(Records provided)
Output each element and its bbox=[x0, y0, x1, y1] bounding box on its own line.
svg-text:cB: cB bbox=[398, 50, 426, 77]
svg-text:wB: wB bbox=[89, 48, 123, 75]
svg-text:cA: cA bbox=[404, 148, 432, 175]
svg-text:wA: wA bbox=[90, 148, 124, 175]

(Directive)
Can you extract every line from the rows above and reproduce each one character for character?

(Exercise answer)
Output each element and its bbox=[x0, y0, x1, y1] bounding box on its own line.
svg-text:cB: cB bbox=[398, 50, 426, 77]
svg-text:wB: wB bbox=[89, 48, 123, 75]
svg-text:cA: cA bbox=[404, 148, 432, 175]
svg-text:wA: wA bbox=[90, 148, 124, 175]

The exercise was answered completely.